## Entries supplied
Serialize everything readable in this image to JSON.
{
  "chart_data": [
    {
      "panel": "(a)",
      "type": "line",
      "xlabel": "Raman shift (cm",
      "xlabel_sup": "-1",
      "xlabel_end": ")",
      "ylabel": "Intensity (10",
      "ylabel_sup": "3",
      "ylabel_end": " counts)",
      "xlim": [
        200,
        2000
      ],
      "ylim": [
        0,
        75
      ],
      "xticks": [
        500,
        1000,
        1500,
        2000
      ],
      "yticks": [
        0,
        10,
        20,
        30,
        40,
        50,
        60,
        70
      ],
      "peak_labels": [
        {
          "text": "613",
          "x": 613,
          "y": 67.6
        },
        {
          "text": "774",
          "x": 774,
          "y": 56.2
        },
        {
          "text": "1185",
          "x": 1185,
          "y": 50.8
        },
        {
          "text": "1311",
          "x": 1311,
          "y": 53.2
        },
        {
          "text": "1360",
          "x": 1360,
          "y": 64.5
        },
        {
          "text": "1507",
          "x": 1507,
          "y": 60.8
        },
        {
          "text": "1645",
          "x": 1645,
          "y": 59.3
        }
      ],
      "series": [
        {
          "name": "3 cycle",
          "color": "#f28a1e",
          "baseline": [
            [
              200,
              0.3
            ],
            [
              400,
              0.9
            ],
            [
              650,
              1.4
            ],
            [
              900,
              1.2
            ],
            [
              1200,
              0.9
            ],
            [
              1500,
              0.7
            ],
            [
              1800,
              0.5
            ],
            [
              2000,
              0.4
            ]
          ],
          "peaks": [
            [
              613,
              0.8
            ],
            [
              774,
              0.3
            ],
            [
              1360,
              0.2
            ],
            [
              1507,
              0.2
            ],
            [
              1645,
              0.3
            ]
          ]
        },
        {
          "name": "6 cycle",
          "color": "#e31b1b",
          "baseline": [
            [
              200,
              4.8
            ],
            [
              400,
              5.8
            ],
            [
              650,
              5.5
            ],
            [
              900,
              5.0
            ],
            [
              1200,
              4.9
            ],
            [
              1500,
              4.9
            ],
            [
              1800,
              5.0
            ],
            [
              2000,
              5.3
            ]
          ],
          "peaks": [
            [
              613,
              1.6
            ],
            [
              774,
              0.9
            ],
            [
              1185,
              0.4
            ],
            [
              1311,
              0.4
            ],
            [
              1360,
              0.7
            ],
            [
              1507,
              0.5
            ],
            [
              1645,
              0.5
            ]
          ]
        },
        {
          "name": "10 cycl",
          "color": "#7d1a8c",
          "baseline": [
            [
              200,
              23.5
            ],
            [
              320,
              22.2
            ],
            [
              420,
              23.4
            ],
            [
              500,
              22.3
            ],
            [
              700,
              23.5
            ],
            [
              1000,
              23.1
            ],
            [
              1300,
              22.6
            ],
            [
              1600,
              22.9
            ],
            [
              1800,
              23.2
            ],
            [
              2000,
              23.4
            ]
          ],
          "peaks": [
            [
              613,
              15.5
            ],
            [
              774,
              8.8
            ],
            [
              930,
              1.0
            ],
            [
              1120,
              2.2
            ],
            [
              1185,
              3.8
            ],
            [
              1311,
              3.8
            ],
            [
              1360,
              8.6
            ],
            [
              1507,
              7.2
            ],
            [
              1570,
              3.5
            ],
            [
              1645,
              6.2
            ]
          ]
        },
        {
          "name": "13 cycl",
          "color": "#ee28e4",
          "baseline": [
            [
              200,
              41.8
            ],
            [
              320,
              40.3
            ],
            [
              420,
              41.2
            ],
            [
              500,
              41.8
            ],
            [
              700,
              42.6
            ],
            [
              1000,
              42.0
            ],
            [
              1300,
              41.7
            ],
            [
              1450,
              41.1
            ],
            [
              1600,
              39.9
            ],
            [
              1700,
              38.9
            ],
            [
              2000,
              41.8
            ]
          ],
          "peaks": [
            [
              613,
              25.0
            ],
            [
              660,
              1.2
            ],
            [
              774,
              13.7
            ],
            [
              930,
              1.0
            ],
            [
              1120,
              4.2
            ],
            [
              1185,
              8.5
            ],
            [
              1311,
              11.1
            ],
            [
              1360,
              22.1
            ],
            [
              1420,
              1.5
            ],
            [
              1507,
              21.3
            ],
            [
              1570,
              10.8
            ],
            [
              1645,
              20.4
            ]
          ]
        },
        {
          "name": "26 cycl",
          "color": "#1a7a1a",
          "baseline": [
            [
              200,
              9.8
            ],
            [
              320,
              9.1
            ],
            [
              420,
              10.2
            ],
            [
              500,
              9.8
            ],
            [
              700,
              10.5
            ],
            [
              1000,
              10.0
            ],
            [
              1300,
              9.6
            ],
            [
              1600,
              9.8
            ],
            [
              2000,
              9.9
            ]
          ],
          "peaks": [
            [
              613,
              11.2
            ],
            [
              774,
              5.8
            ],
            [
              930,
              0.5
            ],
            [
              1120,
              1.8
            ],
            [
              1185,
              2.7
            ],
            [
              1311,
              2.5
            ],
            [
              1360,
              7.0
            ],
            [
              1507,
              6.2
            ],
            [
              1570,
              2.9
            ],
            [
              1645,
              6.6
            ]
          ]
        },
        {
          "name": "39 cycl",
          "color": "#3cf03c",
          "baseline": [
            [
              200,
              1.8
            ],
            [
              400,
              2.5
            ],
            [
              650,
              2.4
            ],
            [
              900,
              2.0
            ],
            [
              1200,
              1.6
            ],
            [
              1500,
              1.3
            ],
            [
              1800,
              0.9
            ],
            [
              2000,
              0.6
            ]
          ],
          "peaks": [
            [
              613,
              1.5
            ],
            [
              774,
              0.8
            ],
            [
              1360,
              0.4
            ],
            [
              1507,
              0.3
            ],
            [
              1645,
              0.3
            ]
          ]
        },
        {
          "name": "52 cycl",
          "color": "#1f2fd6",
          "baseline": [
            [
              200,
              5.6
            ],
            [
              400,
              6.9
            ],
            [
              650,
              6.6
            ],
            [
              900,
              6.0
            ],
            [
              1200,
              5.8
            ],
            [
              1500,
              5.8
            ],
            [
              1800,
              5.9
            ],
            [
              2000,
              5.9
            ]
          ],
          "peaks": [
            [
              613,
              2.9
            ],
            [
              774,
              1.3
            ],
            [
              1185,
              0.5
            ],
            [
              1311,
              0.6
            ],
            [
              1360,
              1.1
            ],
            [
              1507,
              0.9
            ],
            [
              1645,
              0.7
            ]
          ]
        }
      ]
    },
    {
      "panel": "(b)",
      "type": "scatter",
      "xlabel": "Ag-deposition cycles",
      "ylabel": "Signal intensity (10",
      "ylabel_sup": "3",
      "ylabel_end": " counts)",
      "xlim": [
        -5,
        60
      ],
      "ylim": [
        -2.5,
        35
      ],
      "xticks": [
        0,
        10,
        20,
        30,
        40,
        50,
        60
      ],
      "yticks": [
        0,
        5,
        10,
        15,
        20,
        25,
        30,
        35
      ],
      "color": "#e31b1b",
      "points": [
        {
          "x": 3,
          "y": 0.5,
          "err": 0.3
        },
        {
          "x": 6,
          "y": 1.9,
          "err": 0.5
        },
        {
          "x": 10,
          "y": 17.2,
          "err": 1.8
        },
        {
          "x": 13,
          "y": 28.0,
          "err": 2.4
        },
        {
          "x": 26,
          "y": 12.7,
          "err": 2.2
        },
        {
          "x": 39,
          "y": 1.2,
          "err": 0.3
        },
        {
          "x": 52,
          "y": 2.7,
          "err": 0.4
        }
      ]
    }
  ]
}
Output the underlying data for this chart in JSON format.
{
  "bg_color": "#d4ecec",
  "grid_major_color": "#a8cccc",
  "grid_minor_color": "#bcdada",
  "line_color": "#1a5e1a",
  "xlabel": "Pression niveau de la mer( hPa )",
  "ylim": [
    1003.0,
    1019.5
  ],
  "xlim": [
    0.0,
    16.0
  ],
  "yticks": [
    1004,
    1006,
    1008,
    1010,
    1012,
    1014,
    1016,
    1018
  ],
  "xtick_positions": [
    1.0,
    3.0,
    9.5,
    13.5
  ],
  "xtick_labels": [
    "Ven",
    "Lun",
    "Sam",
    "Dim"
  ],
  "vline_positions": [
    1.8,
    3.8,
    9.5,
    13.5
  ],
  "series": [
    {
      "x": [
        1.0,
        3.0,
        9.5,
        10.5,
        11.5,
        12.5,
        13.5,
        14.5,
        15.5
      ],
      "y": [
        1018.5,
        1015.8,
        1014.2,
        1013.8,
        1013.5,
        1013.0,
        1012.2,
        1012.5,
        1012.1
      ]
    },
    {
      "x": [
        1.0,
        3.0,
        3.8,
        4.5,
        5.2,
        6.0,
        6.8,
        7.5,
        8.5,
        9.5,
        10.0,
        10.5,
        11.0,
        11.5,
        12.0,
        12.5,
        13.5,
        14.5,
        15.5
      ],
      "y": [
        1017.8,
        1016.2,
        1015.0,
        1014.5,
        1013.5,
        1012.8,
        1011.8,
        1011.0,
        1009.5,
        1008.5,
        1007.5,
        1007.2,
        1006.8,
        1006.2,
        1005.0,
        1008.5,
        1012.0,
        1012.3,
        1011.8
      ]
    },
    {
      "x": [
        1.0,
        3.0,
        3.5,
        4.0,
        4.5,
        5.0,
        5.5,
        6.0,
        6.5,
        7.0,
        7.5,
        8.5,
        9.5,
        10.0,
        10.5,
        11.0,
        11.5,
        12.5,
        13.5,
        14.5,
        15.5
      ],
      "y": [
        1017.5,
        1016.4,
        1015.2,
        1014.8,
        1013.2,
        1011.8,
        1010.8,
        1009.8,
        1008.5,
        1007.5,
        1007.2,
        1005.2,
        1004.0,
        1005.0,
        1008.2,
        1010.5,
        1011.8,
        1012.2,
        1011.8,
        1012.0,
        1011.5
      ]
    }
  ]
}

## Task statement
Count the lines that hold the string "JSON", and reply with that number alone.

## Response to the exercise
2